■ Exercise ■
Using the entries that follow, collect the lines where the word "JSON" appears.

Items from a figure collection
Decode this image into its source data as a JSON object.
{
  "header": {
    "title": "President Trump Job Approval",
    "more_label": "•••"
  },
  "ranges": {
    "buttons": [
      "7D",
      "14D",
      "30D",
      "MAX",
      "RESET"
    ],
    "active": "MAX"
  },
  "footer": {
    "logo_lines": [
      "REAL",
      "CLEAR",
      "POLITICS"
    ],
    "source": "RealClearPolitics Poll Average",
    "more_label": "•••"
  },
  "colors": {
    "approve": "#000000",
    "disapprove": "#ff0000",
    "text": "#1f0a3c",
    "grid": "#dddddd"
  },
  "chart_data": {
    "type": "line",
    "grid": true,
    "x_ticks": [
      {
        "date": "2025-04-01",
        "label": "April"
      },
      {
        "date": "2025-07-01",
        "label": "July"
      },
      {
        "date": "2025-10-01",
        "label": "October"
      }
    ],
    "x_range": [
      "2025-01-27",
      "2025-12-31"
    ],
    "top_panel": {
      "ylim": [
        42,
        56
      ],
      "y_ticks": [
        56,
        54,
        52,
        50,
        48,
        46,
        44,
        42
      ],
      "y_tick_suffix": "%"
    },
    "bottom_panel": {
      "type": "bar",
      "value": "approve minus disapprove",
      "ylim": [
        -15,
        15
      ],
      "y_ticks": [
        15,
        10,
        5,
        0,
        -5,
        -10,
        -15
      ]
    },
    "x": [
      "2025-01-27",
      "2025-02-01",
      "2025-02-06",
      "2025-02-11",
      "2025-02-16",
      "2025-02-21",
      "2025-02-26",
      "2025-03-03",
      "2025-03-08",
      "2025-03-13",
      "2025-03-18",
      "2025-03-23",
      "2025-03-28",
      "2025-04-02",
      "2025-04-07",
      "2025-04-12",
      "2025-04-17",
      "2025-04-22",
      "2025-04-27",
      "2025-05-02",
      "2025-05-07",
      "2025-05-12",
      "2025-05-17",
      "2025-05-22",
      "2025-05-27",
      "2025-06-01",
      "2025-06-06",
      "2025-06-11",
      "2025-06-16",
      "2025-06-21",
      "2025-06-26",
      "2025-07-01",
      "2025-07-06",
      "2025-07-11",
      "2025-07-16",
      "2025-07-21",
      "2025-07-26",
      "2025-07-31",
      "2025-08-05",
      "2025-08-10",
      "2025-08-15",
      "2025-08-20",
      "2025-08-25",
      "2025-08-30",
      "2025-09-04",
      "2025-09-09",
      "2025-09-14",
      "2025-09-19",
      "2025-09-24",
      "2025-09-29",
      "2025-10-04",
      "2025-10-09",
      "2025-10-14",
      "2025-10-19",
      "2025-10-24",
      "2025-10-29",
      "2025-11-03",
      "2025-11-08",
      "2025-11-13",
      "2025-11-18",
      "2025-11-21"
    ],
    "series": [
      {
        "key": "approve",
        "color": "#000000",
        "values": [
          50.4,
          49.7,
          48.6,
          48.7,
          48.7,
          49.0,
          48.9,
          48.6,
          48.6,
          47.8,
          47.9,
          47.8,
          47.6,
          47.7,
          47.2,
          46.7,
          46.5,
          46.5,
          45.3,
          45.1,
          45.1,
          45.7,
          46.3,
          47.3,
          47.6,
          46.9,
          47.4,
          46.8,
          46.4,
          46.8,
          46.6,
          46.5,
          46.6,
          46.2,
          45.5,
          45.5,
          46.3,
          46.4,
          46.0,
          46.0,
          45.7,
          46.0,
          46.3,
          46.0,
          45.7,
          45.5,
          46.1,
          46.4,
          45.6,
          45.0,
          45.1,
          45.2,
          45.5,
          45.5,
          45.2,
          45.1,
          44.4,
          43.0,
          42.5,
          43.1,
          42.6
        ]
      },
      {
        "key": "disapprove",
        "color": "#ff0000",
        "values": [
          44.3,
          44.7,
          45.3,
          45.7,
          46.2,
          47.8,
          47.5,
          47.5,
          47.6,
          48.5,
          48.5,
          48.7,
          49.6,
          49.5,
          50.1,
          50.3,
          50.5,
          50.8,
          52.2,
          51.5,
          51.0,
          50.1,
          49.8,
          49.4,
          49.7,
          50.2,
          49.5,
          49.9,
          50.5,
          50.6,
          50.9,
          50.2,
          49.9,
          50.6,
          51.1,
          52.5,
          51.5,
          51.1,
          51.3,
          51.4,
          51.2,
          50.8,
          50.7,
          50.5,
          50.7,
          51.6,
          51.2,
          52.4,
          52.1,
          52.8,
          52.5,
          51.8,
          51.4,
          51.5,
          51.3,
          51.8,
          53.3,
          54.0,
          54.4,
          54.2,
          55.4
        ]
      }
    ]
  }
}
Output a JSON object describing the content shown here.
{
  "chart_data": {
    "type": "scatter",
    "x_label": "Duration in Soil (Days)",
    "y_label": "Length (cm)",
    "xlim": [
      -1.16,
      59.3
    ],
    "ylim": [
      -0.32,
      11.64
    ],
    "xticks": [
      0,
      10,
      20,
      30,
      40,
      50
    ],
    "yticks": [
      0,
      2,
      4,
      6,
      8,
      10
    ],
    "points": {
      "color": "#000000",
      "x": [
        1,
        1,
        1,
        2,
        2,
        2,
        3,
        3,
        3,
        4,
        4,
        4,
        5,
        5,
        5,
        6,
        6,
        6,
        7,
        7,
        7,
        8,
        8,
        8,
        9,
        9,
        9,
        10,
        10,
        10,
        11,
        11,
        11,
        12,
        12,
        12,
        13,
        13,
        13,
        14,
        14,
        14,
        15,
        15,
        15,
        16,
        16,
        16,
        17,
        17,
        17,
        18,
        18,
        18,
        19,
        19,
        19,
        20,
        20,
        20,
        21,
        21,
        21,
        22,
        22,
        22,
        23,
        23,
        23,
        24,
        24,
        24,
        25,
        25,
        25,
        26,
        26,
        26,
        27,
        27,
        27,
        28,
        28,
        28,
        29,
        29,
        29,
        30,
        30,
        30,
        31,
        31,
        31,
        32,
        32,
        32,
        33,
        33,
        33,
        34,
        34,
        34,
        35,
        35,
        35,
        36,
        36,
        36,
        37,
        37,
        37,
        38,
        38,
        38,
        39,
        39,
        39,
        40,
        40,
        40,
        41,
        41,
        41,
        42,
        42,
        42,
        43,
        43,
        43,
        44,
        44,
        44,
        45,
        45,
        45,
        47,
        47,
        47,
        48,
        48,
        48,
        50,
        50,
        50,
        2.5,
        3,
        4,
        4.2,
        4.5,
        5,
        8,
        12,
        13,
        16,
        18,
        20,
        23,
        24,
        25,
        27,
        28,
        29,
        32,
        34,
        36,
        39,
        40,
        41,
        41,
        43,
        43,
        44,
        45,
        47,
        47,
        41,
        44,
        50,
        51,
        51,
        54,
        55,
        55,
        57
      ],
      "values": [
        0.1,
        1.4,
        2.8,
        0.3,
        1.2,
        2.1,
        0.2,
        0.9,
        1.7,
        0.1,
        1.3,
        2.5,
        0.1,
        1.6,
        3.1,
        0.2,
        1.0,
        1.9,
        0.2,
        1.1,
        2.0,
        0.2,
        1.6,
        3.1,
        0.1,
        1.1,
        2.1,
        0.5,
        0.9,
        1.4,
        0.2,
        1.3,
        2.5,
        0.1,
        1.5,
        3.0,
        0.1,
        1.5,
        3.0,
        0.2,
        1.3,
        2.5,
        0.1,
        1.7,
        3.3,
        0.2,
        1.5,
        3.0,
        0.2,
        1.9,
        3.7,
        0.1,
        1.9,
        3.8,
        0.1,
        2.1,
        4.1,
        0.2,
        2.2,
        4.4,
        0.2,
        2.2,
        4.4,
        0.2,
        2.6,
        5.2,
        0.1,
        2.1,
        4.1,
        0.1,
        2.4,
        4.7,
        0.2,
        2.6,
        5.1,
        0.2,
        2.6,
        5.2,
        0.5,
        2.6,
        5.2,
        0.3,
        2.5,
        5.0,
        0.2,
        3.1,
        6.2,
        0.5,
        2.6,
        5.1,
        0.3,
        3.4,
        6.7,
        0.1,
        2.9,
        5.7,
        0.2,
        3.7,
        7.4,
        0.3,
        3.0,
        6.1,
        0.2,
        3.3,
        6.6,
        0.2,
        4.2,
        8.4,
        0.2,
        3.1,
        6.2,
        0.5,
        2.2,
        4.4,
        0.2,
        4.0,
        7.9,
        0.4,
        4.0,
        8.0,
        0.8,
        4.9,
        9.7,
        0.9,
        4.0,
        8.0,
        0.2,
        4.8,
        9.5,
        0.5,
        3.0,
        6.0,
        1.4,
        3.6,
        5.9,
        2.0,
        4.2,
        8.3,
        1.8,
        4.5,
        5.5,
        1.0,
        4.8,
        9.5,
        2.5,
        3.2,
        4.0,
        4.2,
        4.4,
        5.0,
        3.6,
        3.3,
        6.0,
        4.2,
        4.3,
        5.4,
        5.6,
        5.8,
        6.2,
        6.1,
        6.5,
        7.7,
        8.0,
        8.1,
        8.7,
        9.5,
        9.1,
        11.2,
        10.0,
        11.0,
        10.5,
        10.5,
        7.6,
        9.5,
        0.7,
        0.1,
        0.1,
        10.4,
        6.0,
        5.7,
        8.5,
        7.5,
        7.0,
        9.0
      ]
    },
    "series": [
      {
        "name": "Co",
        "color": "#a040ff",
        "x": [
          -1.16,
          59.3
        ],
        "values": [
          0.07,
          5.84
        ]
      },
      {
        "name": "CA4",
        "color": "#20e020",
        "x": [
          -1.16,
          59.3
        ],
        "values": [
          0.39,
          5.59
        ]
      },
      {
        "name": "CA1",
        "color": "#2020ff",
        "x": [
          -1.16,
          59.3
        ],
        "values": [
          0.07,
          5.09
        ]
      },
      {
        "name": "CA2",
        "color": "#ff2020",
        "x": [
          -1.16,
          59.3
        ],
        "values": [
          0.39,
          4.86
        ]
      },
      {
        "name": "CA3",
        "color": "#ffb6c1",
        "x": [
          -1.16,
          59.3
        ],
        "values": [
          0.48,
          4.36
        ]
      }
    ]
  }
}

■ Reply to the task ■
Decode this image into its source data as a JSON object.
Output a JSON object describing the content shown here.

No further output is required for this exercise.